§ Exercise instructions:
Show each line of the entries below that contains the string "texte".
+++ Records for the task
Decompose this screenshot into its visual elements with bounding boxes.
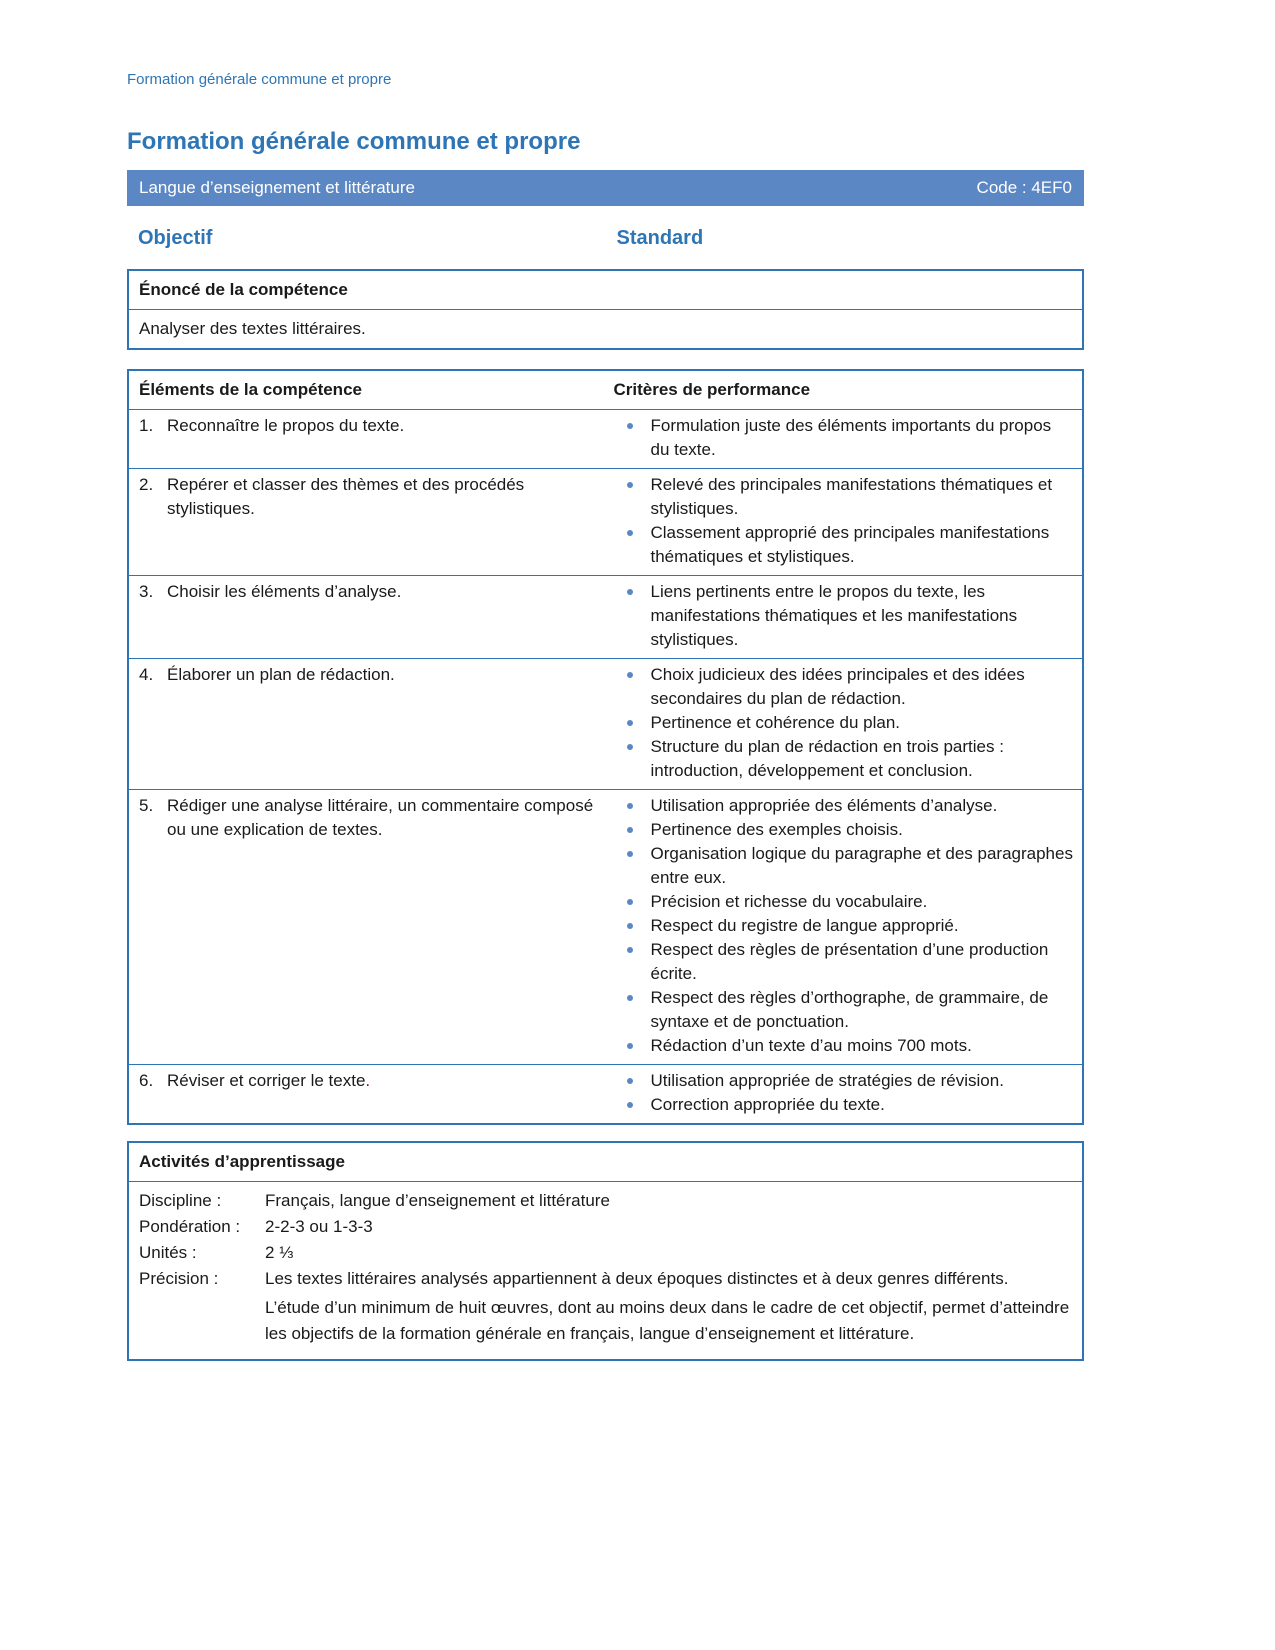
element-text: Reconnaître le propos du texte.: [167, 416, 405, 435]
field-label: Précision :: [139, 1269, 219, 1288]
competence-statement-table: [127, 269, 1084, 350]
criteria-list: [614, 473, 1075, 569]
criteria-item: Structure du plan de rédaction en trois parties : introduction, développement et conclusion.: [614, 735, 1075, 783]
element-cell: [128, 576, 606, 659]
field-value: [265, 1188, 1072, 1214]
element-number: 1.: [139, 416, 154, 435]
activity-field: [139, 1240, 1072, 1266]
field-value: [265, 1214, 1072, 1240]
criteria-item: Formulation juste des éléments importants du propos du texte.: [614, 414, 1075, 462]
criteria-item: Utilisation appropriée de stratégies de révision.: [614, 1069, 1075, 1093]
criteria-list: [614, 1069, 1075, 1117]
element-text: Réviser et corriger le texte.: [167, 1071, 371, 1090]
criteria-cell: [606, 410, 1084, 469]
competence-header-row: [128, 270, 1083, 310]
++++++
§ Correct response:
element-text: Reconnaître le propos du texte.: [167, 416, 405, 435]
criteria-item: Formulation juste des éléments importants du propos du texte.: [614, 414, 1075, 462]
element-text: Réviser et corriger le texte.: [167, 1071, 371, 1090]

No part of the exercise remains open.